** BEGIN Materials provided **
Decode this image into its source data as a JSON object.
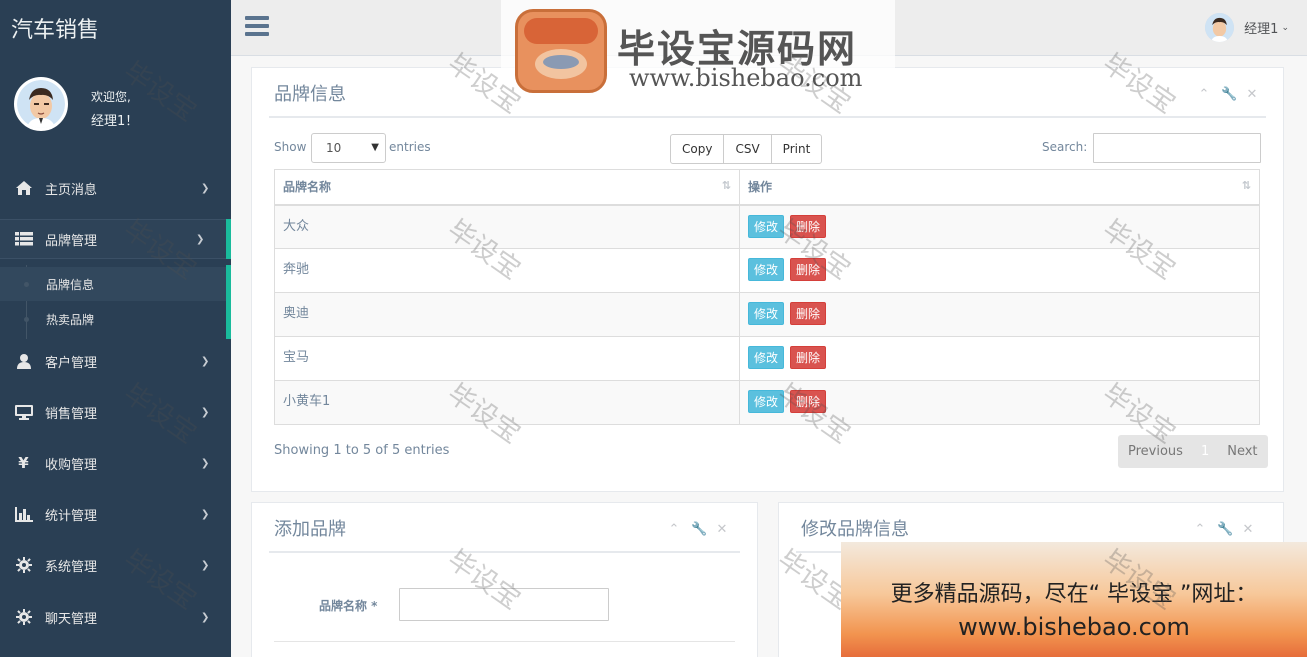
{
  "sidebar": {
    "app_title": "汽车销售",
    "welcome": "欢迎您,",
    "username": "经理1！",
    "menu": [
      {
        "label": "主页消息",
        "icon": "home-icon"
      },
      {
        "label": "品牌管理",
        "icon": "list-icon"
      },
      {
        "label": "客户管理",
        "icon": "user-icon"
      },
      {
        "label": "销售管理",
        "icon": "desktop-icon"
      },
      {
        "label": "收购管理",
        "icon": "yen-icon"
      },
      {
        "label": "统计管理",
        "icon": "bar-chart-icon"
      },
      {
        "label": "系统管理",
        "icon": "gear-icon"
      },
      {
        "label": "聊天管理",
        "icon": "gear-icon"
      }
    ],
    "submenu": [
      {
        "label": "品牌信息"
      },
      {
        "label": "热卖品牌"
      }
    ]
  },
  "topnav": {
    "username": "经理1"
  },
  "brand_panel": {
    "title": "品牌信息",
    "show_label": "Show",
    "entries_label": "entries",
    "page_length": "10",
    "buttons": [
      "Copy",
      "CSV",
      "Print"
    ],
    "search_label": "Search:",
    "columns": [
      "品牌名称",
      "操作"
    ],
    "rows": [
      {
        "name": "大众"
      },
      {
        "name": "奔驰"
      },
      {
        "name": "奥迪"
      },
      {
        "name": "宝马"
      },
      {
        "name": "小黄车1"
      }
    ],
    "edit_label": "修改",
    "delete_label": "删除",
    "info": "Showing 1 to 5 of 5 entries",
    "prev": "Previous",
    "page": "1",
    "next": "Next"
  },
  "add_panel": {
    "title": "添加品牌",
    "field_label": "品牌名称 *"
  },
  "edit_panel": {
    "title": "修改品牌信息"
  },
  "watermark": {
    "text": "毕设宝",
    "logo_text": "毕设宝源码网",
    "logo_url": "www.bishebao.com",
    "promo_line1": "更多精品源码，尽在“ 毕设宝 ”网址：",
    "promo_line2": "www.bishebao.com"
  }
}
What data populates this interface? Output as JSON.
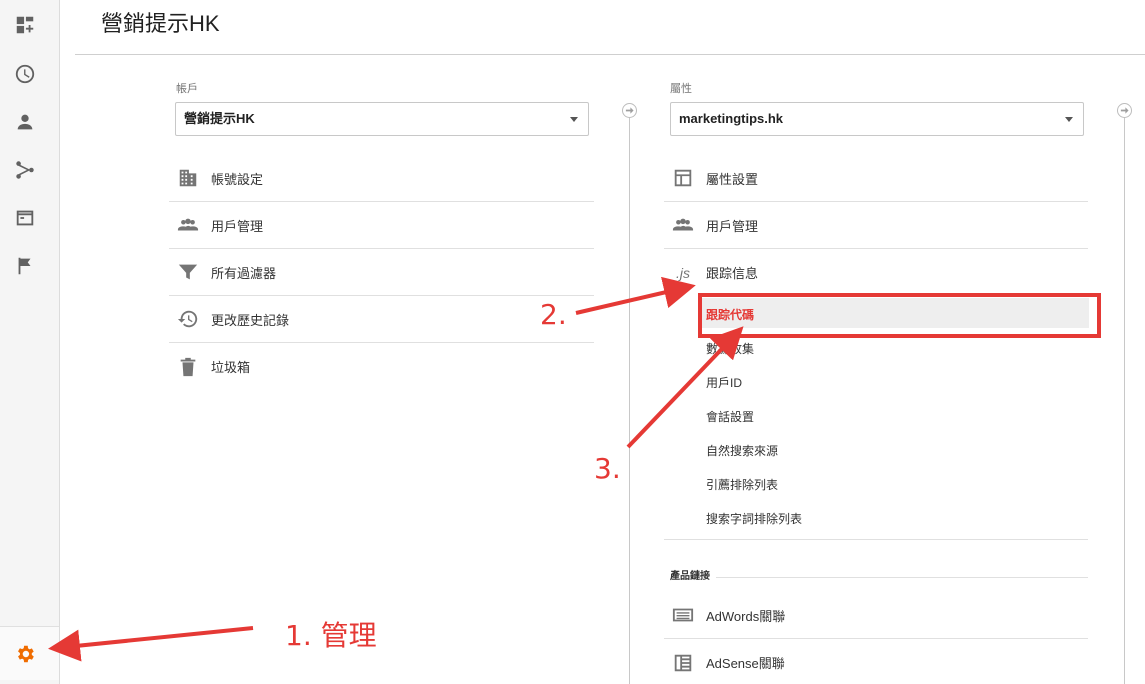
{
  "page_title": "營銷提示HK",
  "account": {
    "label": "帳戶",
    "selected": "營銷提示HK",
    "items": [
      {
        "icon": "building-icon",
        "label": "帳號設定"
      },
      {
        "icon": "people-icon",
        "label": "用戶管理"
      },
      {
        "icon": "filter-icon",
        "label": "所有過濾器"
      },
      {
        "icon": "history-icon",
        "label": "更改歷史記錄"
      },
      {
        "icon": "trash-icon",
        "label": "垃圾箱"
      }
    ]
  },
  "property": {
    "label": "屬性",
    "selected": "marketingtips.hk",
    "items": [
      {
        "icon": "layout-icon",
        "label": "屬性設置"
      },
      {
        "icon": "people-icon",
        "label": "用戶管理"
      },
      {
        "icon": "js-icon",
        "label": "跟踪信息",
        "icon_text": ".js"
      }
    ],
    "tracking_sub": [
      "跟踪代碼",
      "數據收集",
      "用戶ID",
      "會話設置",
      "自然搜索來源",
      "引薦排除列表",
      "搜索字詞排除列表"
    ],
    "product_links_heading": "產品鏈接",
    "product_links": [
      {
        "icon": "adwords-icon",
        "label": "AdWords關聯"
      },
      {
        "icon": "adsense-icon",
        "label": "AdSense關聯"
      }
    ]
  },
  "annotations": {
    "step1": "1. 管理",
    "step2": "2.",
    "step3": "3.",
    "color": "#e53935"
  },
  "colors": {
    "accent_orange": "#ef6c00",
    "highlight_red": "#e53935"
  }
}
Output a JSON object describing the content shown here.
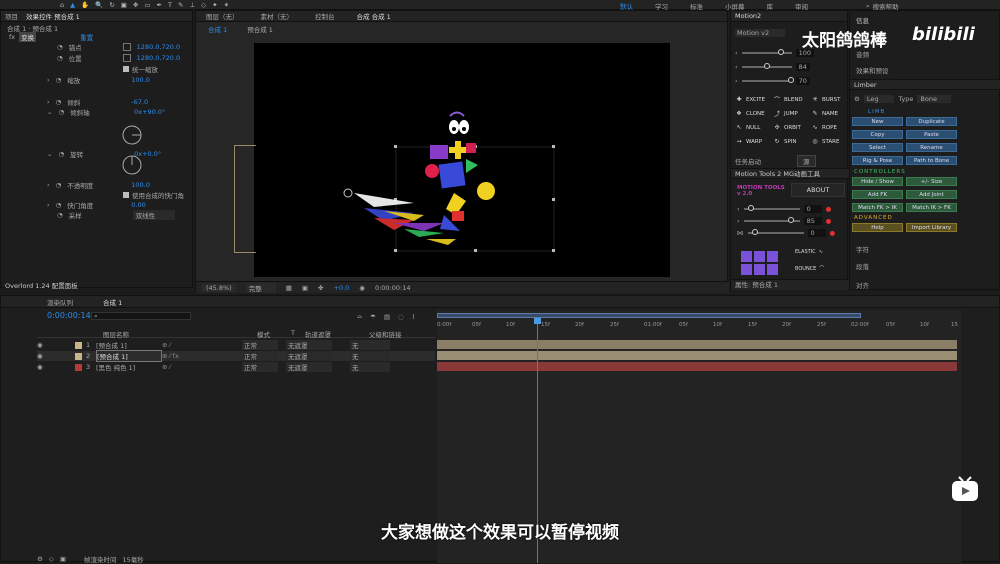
** END Materials provided **
— What you should do —
Without the pictures, restate each entry exactly.

— Output below —
Decode this image into its source data as a JSON object.
{
  "sidebar": {
    "app_title": "汽车销售",
    "welcome": "欢迎您,",
    "username": "经理1！",
    "menu": [
      {
        "label": "主页消息",
        "icon": "home-icon"
      },
      {
        "label": "品牌管理",
        "icon": "list-icon"
      },
      {
        "label": "客户管理",
        "icon": "user-icon"
      },
      {
        "label": "销售管理",
        "icon": "desktop-icon"
      },
      {
        "label": "收购管理",
        "icon": "yen-icon"
      },
      {
        "label": "统计管理",
        "icon": "bar-chart-icon"
      },
      {
        "label": "系统管理",
        "icon": "gear-icon"
      },
      {
        "label": "聊天管理",
        "icon": "gear-icon"
      }
    ],
    "submenu": [
      {
        "label": "品牌信息"
      },
      {
        "label": "热卖品牌"
      }
    ]
  },
  "topnav": {
    "username": "经理1"
  },
  "brand_panel": {
    "title": "品牌信息",
    "show_label": "Show",
    "entries_label": "entries",
    "page_length": "10",
    "buttons": [
      "Copy",
      "CSV",
      "Print"
    ],
    "search_label": "Search:",
    "columns": [
      "品牌名称",
      "操作"
    ],
    "rows": [
      {
        "name": "大众"
      },
      {
        "name": "奔驰"
      },
      {
        "name": "奥迪"
      },
      {
        "name": "宝马"
      },
      {
        "name": "小黄车1"
      }
    ],
    "edit_label": "修改",
    "delete_label": "删除",
    "info": "Showing 1 to 5 of 5 entries",
    "prev": "Previous",
    "page": "1",
    "next": "Next"
  },
  "add_panel": {
    "title": "添加品牌",
    "field_label": "品牌名称 *"
  },
  "edit_panel": {
    "title": "修改品牌信息"
  },
  "watermark": {
    "text": "毕设宝",
    "logo_text": "毕设宝源码网",
    "logo_url": "www.bishebao.com",
    "promo_line1": "更多精品源码，尽在“ 毕设宝 ”网址：",
    "promo_line2": "www.bishebao.com"
  }
}
What data populates this interface? Output as JSON.
{
  "page_title": "營銷提示HK",
  "account": {
    "label": "帳戶",
    "selected": "營銷提示HK",
    "items": [
      {
        "icon": "building-icon",
        "label": "帳號設定"
      },
      {
        "icon": "people-icon",
        "label": "用戶管理"
      },
      {
        "icon": "filter-icon",
        "label": "所有過濾器"
      },
      {
        "icon": "history-icon",
        "label": "更改歷史記錄"
      },
      {
        "icon": "trash-icon",
        "label": "垃圾箱"
      }
    ]
  },
  "property": {
    "label": "屬性",
    "selected": "marketingtips.hk",
    "items": [
      {
        "icon": "layout-icon",
        "label": "屬性設置"
      },
      {
        "icon": "people-icon",
        "label": "用戶管理"
      },
      {
        "icon": "js-icon",
        "label": "跟踪信息",
        "icon_text": ".js"
      }
    ],
    "tracking_sub": [
      "跟踪代碼",
      "數據收集",
      "用戶ID",
      "會話設置",
      "自然搜索來源",
      "引薦排除列表",
      "搜索字詞排除列表"
    ],
    "product_links_heading": "產品鏈接",
    "product_links": [
      {
        "icon": "adwords-icon",
        "label": "AdWords關聯"
      },
      {
        "icon": "adsense-icon",
        "label": "AdSense關聯"
      }
    ]
  },
  "annotations": {
    "step1": "1. 管理",
    "step2": "2.",
    "step3": "3.",
    "color": "#e53935"
  },
  "colors": {
    "accent_orange": "#ef6c00",
    "highlight_red": "#e53935"
  }
}
Output a JSON object describing the content shown here.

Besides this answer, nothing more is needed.